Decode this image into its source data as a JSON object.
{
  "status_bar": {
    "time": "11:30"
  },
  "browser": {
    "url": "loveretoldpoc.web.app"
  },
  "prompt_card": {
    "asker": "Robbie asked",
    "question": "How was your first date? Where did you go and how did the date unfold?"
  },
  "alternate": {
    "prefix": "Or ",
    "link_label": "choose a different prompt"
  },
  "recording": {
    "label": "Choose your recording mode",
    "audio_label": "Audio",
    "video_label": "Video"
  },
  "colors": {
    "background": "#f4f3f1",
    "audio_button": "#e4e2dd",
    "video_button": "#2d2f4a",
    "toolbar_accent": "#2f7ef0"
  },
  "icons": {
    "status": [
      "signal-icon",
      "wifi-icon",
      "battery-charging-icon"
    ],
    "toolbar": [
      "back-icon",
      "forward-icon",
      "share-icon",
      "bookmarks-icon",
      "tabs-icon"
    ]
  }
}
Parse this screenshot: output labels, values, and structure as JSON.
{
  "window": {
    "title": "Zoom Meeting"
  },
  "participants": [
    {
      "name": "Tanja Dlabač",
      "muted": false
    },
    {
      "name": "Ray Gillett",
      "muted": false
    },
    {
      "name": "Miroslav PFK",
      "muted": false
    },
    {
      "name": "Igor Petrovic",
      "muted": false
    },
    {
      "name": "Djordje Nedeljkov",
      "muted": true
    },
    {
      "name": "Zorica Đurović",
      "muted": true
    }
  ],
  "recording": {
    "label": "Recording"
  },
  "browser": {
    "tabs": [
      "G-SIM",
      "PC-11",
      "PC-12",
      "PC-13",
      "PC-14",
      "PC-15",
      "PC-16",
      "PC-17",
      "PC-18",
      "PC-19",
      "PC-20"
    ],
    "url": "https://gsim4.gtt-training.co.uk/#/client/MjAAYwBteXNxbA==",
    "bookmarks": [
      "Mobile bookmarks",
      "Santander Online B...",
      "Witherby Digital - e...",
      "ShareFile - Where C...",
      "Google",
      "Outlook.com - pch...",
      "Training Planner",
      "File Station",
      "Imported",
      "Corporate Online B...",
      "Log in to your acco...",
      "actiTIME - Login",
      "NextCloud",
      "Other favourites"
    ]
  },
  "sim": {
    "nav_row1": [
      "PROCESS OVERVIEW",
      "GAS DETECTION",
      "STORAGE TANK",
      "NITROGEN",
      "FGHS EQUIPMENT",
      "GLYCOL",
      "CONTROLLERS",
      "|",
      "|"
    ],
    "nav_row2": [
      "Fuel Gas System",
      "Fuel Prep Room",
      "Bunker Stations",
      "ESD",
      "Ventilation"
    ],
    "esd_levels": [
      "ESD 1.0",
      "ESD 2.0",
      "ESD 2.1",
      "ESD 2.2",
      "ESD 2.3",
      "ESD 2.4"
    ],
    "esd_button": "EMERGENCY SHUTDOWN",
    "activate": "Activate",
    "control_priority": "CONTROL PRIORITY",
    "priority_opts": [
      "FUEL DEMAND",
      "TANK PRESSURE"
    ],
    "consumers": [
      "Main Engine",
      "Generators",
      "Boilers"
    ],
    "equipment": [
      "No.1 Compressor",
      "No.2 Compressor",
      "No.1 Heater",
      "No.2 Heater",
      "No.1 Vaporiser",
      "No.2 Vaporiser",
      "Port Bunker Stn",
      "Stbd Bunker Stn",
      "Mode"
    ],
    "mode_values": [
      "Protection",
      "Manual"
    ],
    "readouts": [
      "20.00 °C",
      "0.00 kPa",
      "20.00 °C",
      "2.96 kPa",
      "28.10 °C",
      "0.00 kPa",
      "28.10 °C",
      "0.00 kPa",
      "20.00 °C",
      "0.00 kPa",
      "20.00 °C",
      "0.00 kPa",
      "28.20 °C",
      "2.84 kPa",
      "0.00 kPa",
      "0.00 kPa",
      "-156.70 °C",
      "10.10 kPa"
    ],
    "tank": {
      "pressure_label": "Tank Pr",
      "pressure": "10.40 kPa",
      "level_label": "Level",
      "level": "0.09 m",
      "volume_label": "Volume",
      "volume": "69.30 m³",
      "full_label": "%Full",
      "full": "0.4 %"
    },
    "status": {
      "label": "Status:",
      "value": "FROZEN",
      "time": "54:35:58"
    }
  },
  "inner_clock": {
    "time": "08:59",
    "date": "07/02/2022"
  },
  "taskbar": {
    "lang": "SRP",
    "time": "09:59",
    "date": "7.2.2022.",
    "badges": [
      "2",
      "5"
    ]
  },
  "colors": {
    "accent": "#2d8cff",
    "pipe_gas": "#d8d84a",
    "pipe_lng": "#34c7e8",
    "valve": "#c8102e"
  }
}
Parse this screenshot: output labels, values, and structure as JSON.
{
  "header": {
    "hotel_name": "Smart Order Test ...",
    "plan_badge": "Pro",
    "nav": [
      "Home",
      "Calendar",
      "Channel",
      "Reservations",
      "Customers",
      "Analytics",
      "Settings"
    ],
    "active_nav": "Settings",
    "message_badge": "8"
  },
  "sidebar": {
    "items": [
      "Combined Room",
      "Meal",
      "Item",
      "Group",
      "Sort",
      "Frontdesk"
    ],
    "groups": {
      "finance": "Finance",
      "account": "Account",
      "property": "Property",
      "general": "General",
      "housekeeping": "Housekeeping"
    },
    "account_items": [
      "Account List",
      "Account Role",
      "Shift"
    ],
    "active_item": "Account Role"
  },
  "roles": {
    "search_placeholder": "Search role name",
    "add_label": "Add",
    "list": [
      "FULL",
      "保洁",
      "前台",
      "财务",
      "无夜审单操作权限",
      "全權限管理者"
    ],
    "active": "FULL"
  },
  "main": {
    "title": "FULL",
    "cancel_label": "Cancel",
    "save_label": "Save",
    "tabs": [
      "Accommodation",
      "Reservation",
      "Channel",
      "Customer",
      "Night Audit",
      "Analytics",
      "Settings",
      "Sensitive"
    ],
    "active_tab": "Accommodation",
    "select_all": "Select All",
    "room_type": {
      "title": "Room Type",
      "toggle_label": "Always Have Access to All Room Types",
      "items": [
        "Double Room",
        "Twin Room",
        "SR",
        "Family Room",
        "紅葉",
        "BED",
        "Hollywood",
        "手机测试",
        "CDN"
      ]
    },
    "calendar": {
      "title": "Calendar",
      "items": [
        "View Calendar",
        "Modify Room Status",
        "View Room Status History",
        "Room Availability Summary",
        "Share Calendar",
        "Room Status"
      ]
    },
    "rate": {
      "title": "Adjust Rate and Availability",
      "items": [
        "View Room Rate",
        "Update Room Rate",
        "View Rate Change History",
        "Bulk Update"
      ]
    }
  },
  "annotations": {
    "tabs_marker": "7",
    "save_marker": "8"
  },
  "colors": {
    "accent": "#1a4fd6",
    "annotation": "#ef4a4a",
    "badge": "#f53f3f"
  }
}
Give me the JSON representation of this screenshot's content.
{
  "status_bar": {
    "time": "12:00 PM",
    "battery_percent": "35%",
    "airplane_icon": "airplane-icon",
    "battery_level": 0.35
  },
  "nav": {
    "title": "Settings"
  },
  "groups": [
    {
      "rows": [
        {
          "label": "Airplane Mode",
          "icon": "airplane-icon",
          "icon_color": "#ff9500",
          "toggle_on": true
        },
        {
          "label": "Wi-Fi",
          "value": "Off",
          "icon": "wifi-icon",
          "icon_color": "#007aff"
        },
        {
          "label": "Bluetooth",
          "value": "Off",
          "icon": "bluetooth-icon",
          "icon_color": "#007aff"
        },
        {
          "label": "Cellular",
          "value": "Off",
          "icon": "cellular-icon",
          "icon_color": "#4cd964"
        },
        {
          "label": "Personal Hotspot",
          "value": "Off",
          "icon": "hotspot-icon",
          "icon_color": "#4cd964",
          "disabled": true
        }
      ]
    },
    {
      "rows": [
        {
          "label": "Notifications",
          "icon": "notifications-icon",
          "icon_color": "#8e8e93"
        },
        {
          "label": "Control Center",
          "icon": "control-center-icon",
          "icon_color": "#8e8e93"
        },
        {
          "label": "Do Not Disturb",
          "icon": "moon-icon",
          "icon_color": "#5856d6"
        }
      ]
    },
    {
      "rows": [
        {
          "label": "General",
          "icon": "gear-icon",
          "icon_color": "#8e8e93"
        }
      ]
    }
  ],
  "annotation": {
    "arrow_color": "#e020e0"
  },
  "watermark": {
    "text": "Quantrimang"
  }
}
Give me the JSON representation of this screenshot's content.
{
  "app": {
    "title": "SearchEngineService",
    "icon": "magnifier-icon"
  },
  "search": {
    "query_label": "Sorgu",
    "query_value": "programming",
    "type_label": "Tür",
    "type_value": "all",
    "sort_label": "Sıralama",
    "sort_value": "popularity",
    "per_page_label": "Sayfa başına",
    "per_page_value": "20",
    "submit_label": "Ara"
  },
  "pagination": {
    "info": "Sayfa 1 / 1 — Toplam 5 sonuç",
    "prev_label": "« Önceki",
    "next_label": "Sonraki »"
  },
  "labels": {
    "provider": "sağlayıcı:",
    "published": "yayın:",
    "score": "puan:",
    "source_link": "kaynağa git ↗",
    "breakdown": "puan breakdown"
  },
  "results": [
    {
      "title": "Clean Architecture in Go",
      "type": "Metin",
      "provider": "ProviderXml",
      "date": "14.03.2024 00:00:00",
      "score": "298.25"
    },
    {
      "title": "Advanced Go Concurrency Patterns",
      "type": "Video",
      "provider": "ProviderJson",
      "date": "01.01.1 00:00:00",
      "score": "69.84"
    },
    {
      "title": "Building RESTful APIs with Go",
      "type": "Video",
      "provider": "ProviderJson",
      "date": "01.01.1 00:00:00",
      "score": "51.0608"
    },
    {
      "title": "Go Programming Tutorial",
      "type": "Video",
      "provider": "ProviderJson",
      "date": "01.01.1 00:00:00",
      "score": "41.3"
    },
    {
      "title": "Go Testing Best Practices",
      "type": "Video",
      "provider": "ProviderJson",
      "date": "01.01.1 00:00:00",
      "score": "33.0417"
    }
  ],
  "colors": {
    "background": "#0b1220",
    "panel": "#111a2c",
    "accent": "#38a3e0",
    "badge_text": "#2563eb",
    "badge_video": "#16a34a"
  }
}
=-=-=
**Task goal**
Filter the records for lines holding the string "Settings". Copy each one.

**Result of the task**
      "Settings"
    "active_nav": "Settings",
      "Settings",
    "title": "Settings"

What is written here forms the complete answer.